■ The exercise ■
Retype every entry in its entirety, without alteration.

■ Data entries ■
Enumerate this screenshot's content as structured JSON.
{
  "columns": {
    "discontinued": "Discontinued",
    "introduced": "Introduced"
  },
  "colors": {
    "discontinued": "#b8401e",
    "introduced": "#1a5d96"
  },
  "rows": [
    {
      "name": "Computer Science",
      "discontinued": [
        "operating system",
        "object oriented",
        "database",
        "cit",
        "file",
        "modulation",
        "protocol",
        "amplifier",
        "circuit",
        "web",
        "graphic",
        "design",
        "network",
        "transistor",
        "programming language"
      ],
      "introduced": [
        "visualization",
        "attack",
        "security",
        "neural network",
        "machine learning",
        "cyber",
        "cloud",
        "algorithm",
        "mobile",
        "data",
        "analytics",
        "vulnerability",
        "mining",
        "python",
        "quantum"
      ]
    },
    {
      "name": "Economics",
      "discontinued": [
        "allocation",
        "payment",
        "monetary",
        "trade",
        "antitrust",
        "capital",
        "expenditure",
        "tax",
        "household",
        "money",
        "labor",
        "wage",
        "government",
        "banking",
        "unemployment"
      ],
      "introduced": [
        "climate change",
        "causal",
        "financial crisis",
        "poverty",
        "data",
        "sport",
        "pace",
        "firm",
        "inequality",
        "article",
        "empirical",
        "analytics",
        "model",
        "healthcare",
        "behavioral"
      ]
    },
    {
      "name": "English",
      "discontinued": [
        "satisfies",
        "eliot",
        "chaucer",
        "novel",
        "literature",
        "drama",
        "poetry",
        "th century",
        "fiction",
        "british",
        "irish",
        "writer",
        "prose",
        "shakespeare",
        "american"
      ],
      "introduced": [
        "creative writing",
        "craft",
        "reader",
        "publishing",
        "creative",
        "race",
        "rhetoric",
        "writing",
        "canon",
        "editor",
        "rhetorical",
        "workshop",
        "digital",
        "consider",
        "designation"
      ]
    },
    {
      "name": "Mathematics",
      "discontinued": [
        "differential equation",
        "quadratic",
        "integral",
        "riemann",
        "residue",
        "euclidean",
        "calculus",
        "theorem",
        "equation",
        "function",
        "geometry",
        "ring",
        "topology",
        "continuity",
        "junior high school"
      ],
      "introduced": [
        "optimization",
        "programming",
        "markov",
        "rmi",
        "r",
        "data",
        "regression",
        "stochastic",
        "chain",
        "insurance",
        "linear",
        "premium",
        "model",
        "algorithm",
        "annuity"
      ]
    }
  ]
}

■ The response ■
Enumerate this screenshot's content as structured JSON.
{
  "columns": {
    "discontinued": "Discontinued",
    "introduced": "Introduced"
  },
  "colors": {
    "discontinued": "#b8401e",
    "introduced": "#1a5d96"
  },
  "rows": [
    {
      "name": "Computer Science",
      "discontinued": [
        "operating system",
        "object oriented",
        "database",
        "cit",
        "file",
        "modulation",
        "protocol",
        "amplifier",
        "circuit",
        "web",
        "graphic",
        "design",
        "network",
        "transistor",
        "programming language"
      ],
      "introduced": [
        "visualization",
        "attack",
        "security",
        "neural network",
        "machine learning",
        "cyber",
        "cloud",
        "algorithm",
        "mobile",
        "data",
        "analytics",
        "vulnerability",
        "mining",
        "python",
        "quantum"
      ]
    },
    {
      "name": "Economics",
      "discontinued": [
        "allocation",
        "payment",
        "monetary",
        "trade",
        "antitrust",
        "capital",
        "expenditure",
        "tax",
        "household",
        "money",
        "labor",
        "wage",
        "government",
        "banking",
        "unemployment"
      ],
      "introduced": [
        "climate change",
        "causal",
        "financial crisis",
        "poverty",
        "data",
        "sport",
        "pace",
        "firm",
        "inequality",
        "article",
        "empirical",
        "analytics",
        "model",
        "healthcare",
        "behavioral"
      ]
    },
    {
      "name": "English",
      "discontinued": [
        "satisfies",
        "eliot",
        "chaucer",
        "novel",
        "literature",
        "drama",
        "poetry",
        "th century",
        "fiction",
        "british",
        "irish",
        "writer",
        "prose",
        "shakespeare",
        "american"
      ],
      "introduced": [
        "creative writing",
        "craft",
        "reader",
        "publishing",
        "creative",
        "race",
        "rhetoric",
        "writing",
        "canon",
        "editor",
        "rhetorical",
        "workshop",
        "digital",
        "consider",
        "designation"
      ]
    },
    {
      "name": "Mathematics",
      "discontinued": [
        "differential equation",
        "quadratic",
        "integral",
        "riemann",
        "residue",
        "euclidean",
        "calculus",
        "theorem",
        "equation",
        "function",
        "geometry",
        "ring",
        "topology",
        "continuity",
        "junior high school"
      ],
      "introduced": [
        "optimization",
        "programming",
        "markov",
        "rmi",
        "r",
        "data",
        "regression",
        "stochastic",
        "chain",
        "insurance",
        "linear",
        "premium",
        "model",
        "algorithm",
        "annuity"
      ]
    }
  ]
}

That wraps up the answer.